### WORK TO DO
Extract all of the entries and give them again, word for word.
-.-.-
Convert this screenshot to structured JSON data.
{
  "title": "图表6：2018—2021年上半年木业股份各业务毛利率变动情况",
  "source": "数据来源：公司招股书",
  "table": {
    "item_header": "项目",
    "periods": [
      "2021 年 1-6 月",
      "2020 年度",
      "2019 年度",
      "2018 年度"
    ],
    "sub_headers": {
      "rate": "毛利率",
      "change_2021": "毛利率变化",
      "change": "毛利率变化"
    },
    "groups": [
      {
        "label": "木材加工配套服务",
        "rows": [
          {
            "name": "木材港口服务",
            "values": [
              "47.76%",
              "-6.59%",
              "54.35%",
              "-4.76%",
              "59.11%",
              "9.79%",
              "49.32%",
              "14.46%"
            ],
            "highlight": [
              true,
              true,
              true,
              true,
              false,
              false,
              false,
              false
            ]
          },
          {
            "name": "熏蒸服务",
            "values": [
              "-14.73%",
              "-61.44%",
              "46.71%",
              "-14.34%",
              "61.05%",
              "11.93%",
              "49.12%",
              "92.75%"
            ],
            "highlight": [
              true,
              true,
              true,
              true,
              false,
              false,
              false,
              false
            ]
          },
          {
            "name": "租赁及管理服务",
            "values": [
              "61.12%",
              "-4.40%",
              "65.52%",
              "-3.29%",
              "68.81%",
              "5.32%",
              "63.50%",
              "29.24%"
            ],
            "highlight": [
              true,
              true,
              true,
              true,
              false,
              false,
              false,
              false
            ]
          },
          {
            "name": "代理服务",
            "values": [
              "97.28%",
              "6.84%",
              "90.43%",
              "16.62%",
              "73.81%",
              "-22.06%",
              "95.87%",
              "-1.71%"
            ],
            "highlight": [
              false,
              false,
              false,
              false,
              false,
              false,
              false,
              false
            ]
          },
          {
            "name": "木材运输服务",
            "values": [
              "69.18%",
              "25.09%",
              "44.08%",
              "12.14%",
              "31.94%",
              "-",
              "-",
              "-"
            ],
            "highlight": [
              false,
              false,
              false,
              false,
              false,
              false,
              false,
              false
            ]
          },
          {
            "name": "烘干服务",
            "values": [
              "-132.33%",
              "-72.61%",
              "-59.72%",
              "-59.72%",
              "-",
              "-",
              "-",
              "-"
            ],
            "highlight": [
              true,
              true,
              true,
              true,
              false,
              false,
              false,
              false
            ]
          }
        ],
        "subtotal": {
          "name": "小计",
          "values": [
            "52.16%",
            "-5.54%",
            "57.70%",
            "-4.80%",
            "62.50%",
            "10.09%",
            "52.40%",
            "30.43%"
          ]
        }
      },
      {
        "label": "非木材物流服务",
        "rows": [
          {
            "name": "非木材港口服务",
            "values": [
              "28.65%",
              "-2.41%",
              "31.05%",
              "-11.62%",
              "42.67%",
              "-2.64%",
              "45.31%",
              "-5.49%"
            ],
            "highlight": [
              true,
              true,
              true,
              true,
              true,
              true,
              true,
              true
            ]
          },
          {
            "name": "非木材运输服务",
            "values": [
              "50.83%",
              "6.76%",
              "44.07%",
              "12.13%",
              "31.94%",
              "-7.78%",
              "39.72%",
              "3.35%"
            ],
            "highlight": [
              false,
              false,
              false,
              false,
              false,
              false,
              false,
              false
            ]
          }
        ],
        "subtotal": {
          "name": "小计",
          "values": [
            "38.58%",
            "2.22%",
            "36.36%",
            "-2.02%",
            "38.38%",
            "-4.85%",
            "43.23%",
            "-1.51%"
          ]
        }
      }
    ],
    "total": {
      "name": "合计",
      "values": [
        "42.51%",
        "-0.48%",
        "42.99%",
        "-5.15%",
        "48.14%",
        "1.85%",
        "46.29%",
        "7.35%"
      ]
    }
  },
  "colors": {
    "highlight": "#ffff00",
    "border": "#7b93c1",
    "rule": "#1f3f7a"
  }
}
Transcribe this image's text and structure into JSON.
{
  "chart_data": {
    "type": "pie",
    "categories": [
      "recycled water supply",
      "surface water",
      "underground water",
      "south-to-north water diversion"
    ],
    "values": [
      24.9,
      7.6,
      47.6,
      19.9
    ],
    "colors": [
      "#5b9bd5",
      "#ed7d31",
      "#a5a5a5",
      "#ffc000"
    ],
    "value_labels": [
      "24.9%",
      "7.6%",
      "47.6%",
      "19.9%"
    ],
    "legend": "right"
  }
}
-.-.-
### OUTPUT FOR THIS TASK
Convert this screenshot to structured JSON data.
{
  "title": "图表6：2018—2021年上半年木业股份各业务毛利率变动情况",
  "source": "数据来源：公司招股书",
  "table": {
    "item_header": "项目",
    "periods": [
      "2021 年 1-6 月",
      "2020 年度",
      "2019 年度",
      "2018 年度"
    ],
    "sub_headers": {
      "rate": "毛利率",
      "change_2021": "毛利率变化",
      "change": "毛利率变化"
    },
    "groups": [
      {
        "label": "木材加工配套服务",
        "rows": [
          {
            "name": "木材港口服务",
            "values": [
              "47.76%",
              "-6.59%",
              "54.35%",
              "-4.76%",
              "59.11%",
              "9.79%",
              "49.32%",
              "14.46%"
            ],
            "highlight": [
              true,
              true,
              true,
              true,
              false,
              false,
              false,
              false
            ]
          },
          {
            "name": "熏蒸服务",
            "values": [
              "-14.73%",
              "-61.44%",
              "46.71%",
              "-14.34%",
              "61.05%",
              "11.93%",
              "49.12%",
              "92.75%"
            ],
            "highlight": [
              true,
              true,
              true,
              true,
              false,
              false,
              false,
              false
            ]
          },
          {
            "name": "租赁及管理服务",
            "values": [
              "61.12%",
              "-4.40%",
              "65.52%",
              "-3.29%",
              "68.81%",
              "5.32%",
              "63.50%",
              "29.24%"
            ],
            "highlight": [
              true,
              true,
              true,
              true,
              false,
              false,
              false,
              false
            ]
          },
          {
            "name": "代理服务",
            "values": [
              "97.28%",
              "6.84%",
              "90.43%",
              "16.62%",
              "73.81%",
              "-22.06%",
              "95.87%",
              "-1.71%"
            ],
            "highlight": [
              false,
              false,
              false,
              false,
              false,
              false,
              false,
              false
            ]
          },
          {
            "name": "木材运输服务",
            "values": [
              "69.18%",
              "25.09%",
              "44.08%",
              "12.14%",
              "31.94%",
              "-",
              "-",
              "-"
            ],
            "highlight": [
              false,
              false,
              false,
              false,
              false,
              false,
              false,
              false
            ]
          },
          {
            "name": "烘干服务",
            "values": [
              "-132.33%",
              "-72.61%",
              "-59.72%",
              "-59.72%",
              "-",
              "-",
              "-",
              "-"
            ],
            "highlight": [
              true,
              true,
              true,
              true,
              false,
              false,
              false,
              false
            ]
          }
        ],
        "subtotal": {
          "name": "小计",
          "values": [
            "52.16%",
            "-5.54%",
            "57.70%",
            "-4.80%",
            "62.50%",
            "10.09%",
            "52.40%",
            "30.43%"
          ]
        }
      },
      {
        "label": "非木材物流服务",
        "rows": [
          {
            "name": "非木材港口服务",
            "values": [
              "28.65%",
              "-2.41%",
              "31.05%",
              "-11.62%",
              "42.67%",
              "-2.64%",
              "45.31%",
              "-5.49%"
            ],
            "highlight": [
              true,
              true,
              true,
              true,
              true,
              true,
              true,
              true
            ]
          },
          {
            "name": "非木材运输服务",
            "values": [
              "50.83%",
              "6.76%",
              "44.07%",
              "12.13%",
              "31.94%",
              "-7.78%",
              "39.72%",
              "3.35%"
            ],
            "highlight": [
              false,
              false,
              false,
              false,
              false,
              false,
              false,
              false
            ]
          }
        ],
        "subtotal": {
          "name": "小计",
          "values": [
            "38.58%",
            "2.22%",
            "36.36%",
            "-2.02%",
            "38.38%",
            "-4.85%",
            "43.23%",
            "-1.51%"
          ]
        }
      }
    ],
    "total": {
      "name": "合计",
      "values": [
        "42.51%",
        "-0.48%",
        "42.99%",
        "-5.15%",
        "48.14%",
        "1.85%",
        "46.29%",
        "7.35%"
      ]
    }
  },
  "colors": {
    "highlight": "#ffff00",
    "border": "#7b93c1",
    "rule": "#1f3f7a"
  }
}
Transcribe this image's text and structure into JSON.
{
  "chart_data": {
    "type": "pie",
    "categories": [
      "recycled water supply",
      "surface water",
      "underground water",
      "south-to-north water diversion"
    ],
    "values": [
      24.9,
      7.6,
      47.6,
      19.9
    ],
    "colors": [
      "#5b9bd5",
      "#ed7d31",
      "#a5a5a5",
      "#ffc000"
    ],
    "value_labels": [
      "24.9%",
      "7.6%",
      "47.6%",
      "19.9%"
    ],
    "legend": "right"
  }
}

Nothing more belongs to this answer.